- _What is needed_
From the entries provided below, copy each line that contains the word "马克思主义理论".

Stored dataset items:
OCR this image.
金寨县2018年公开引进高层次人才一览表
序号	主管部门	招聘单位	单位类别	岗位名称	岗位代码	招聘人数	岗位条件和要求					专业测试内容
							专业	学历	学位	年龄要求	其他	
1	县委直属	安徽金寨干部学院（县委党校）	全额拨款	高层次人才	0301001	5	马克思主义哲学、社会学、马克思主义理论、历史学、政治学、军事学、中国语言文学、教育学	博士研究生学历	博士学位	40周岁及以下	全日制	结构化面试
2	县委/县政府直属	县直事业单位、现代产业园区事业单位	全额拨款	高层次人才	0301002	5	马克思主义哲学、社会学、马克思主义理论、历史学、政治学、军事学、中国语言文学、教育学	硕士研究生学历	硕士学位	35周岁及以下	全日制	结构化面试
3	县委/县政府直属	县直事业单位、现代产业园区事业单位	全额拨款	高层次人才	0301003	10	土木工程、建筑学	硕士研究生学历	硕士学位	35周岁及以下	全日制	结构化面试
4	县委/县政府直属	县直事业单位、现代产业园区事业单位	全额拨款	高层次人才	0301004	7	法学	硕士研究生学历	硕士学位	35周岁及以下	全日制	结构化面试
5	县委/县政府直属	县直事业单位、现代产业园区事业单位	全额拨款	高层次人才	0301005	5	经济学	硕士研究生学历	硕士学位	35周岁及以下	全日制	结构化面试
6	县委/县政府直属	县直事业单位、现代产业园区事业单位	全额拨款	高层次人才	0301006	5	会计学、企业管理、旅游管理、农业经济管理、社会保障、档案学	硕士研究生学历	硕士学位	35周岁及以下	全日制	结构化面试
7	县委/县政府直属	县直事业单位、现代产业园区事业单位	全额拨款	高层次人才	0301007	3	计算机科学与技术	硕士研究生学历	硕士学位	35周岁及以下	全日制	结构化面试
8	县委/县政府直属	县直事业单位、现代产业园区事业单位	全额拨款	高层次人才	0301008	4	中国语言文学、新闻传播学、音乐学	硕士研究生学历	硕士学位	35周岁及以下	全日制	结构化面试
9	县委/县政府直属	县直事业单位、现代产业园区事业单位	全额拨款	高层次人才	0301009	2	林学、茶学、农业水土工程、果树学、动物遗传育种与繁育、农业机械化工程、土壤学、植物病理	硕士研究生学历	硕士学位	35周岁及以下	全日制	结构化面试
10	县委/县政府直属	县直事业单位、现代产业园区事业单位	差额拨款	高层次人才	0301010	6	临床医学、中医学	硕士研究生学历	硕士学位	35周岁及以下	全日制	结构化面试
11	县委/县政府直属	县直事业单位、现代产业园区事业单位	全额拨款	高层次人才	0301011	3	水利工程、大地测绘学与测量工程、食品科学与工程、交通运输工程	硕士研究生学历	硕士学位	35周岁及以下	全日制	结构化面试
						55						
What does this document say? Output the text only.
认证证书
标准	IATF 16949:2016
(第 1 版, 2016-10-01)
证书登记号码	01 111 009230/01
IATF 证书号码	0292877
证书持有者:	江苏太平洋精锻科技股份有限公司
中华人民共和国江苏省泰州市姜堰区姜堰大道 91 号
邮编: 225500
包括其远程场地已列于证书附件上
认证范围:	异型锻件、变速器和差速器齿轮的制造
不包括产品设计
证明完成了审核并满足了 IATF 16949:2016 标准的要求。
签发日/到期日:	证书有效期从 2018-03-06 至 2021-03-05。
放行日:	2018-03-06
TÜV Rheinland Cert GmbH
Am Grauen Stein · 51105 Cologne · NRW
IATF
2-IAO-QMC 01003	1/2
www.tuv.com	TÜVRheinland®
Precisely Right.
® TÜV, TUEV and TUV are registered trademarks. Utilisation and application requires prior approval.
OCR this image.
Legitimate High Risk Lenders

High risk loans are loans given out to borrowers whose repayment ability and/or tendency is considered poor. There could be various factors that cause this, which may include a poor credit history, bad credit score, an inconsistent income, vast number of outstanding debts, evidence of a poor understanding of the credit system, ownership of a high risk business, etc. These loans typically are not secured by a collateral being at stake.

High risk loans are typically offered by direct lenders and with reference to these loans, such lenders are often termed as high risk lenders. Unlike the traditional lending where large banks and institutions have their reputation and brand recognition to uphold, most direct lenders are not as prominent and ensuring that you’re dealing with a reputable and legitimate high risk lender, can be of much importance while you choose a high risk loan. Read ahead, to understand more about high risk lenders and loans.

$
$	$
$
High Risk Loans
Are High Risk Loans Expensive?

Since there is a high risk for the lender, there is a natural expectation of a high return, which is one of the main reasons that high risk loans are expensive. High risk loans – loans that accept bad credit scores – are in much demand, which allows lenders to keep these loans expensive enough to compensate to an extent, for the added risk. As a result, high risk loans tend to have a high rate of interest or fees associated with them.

- _Exercise response_
1	县委直属	安徽金寨干部学院（县委党校）	全额拨款	高层次人才	0301001	5	马克思主义哲学、社会学、马克思主义理论、历史学、政治学、军事学、中国语言文学、教育学	博士研究生学历	博士学位	40周岁及以下	全日制	结构化面试
2	县委/县政府直属	县直事业单位、现代产业园区事业单位	全额拨款	高层次人才	0301002	5	马克思主义哲学、社会学、马克思主义理论、历史学、政治学、军事学、中国语言文学、教育学	硕士研究生学历	硕士学位	35周岁及以下	全日制	结构化面试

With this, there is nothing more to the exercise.